(Collection entries)
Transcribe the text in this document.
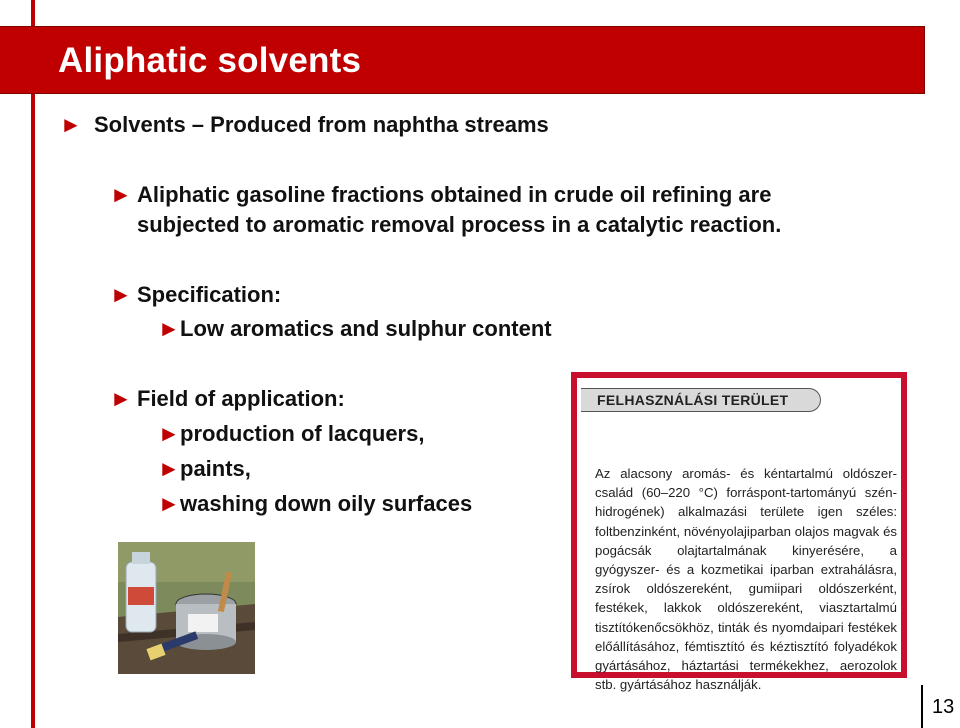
Aliphatic solvents
► Solvents – Produced from naphtha streams
► Aliphatic gasoline fractions obtained in crude oil refining are
subjected to aromatic removal process in a catalytic reaction.
► Specification:
►Low aromatics and sulphur content
► Field of application:
►production of lacquers,
►paints,
►washing down oily surfaces
FELHASZNÁLÁSI TERÜLET
Az alacsony aromás- és kéntartalmú oldószer-család (60–220 °C) forráspont-tartományú szén-hidrogének) alkalmazási területe igen széles: foltbenzinként, növényolajiparban olajos magvak és pogácsák olajtartalmának kinyerésére, a gyógyszer- és a kozmetikai iparban extrahálásra, zsírok oldószereként, gumiipari oldószerként, festékek, lakkok oldószereként, viasztartalmú tisztítókenőcsökhöz, tinták és nyomdaipari festékek előállításához, fémtisztító és kéztisztító folyadékok gyártásához, háztartási termékekhez, aerozolok stb. gyártásához használják.
13
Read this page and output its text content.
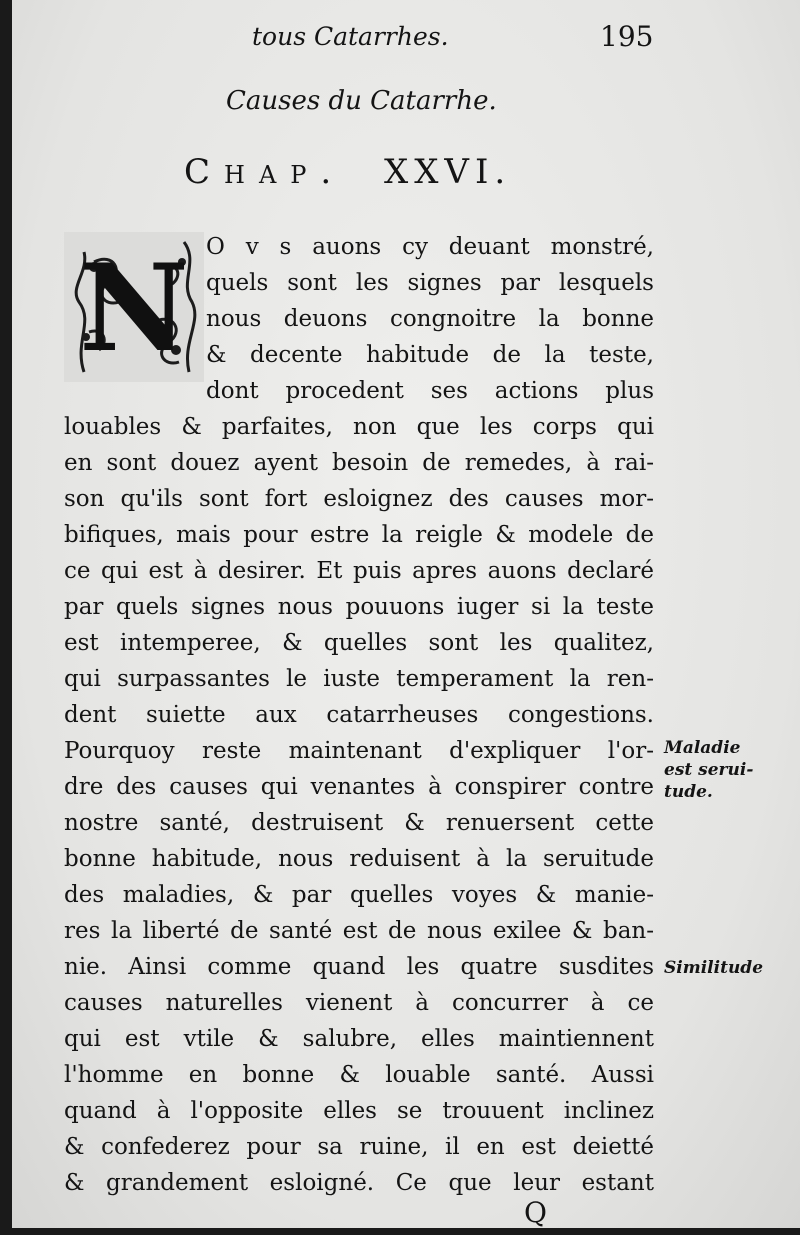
tous Catarrhes.	195
Causes du Catarrhe.
Chap. XXVI.
N O v s auons cy deuant monstré,
quels sont les signes par lesquels
nous deuons congnoitre la bonne
& decente habitude de la teste,
dont procedent ses actions plus
louables & parfaites, non que les corps qui
en sont douez ayent besoin de remedes, à rai-
son qu'ils sont fort esloignez des causes mor-
bifiques, mais pour estre la reigle & modele de
ce qui est à desirer. Et puis apres auons declaré
par quels signes nous pouuons iuger si la teste
est intemperee, & quelles sont les qualitez,
qui surpassantes le iuste temperament la ren-
dent suiette aux catarrheuses congestions.
Pourquoy reste maintenant d'expliquer l'or-
dre des causes qui venantes à conspirer contre
nostre santé, destruisent & renuersent cette
bonne habitude, nous reduisent à la seruitude
des maladies, & par quelles voyes & manie-
res la liberté de santé est de nous exilee & ban-
nie. Ainsi comme quand les quatre susdites
causes naturelles vienent à concurrer à ce
qui est vtile & salubre, elles maintiennent
l'homme en bonne & louable santé. Aussi
quand à l'opposite elles se trouuent inclinez
& confederez pour sa ruine, il en est deietté
& grandement esloigné. Ce que leur estant
Maladie
est serui-
tude.
Similitude
Q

What the exercise asks:
Copy the material above in full and exactly, skipping pictures.

Written response:
Transcribe the text in this document.
Aliphatic solvents
► Solvents – Produced from naphtha streams
► Aliphatic gasoline fractions obtained in crude oil refining are
subjected to aromatic removal process in a catalytic reaction.
► Specification:
►Low aromatics and sulphur content
► Field of application:
►production of lacquers,
►paints,
►washing down oily surfaces
FELHASZNÁLÁSI TERÜLET
Az alacsony aromás- és kéntartalmú oldószer-család (60–220 °C) forráspont-tartományú szén-hidrogének) alkalmazási területe igen széles: foltbenzinként, növényolajiparban olajos magvak és pogácsák olajtartalmának kinyerésére, a gyógyszer- és a kozmetikai iparban extrahálásra, zsírok oldószereként, gumiipari oldószerként, festékek, lakkok oldószereként, viasztartalmú tisztítókenőcsökhöz, tinták és nyomdaipari festékek előállításához, fémtisztító és kéztisztító folyadékok gyártásához, háztartási termékekhez, aerozolok stb. gyártásához használják.
13
Read this page and output its text content.
tous Catarrhes.	195
Causes du Catarrhe.
Chap. XXVI.
N O v s auons cy deuant monstré,
quels sont les signes par lesquels
nous deuons congnoitre la bonne
& decente habitude de la teste,
dont procedent ses actions plus
louables & parfaites, non que les corps qui
en sont douez ayent besoin de remedes, à rai-
son qu'ils sont fort esloignez des causes mor-
bifiques, mais pour estre la reigle & modele de
ce qui est à desirer. Et puis apres auons declaré
par quels signes nous pouuons iuger si la teste
est intemperee, & quelles sont les qualitez,
qui surpassantes le iuste temperament la ren-
dent suiette aux catarrheuses congestions.
Pourquoy reste maintenant d'expliquer l'or-
dre des causes qui venantes à conspirer contre
nostre santé, destruisent & renuersent cette
bonne habitude, nous reduisent à la seruitude
des maladies, & par quelles voyes & manie-
res la liberté de santé est de nous exilee & ban-
nie. Ainsi comme quand les quatre susdites
causes naturelles vienent à concurrer à ce
qui est vtile & salubre, elles maintiennent
l'homme en bonne & louable santé. Aussi
quand à l'opposite elles se trouuent inclinez
& confederez pour sa ruine, il en est deietté
& grandement esloigné. Ce que leur estant
Maladie
est serui-
tude.
Similitude
Q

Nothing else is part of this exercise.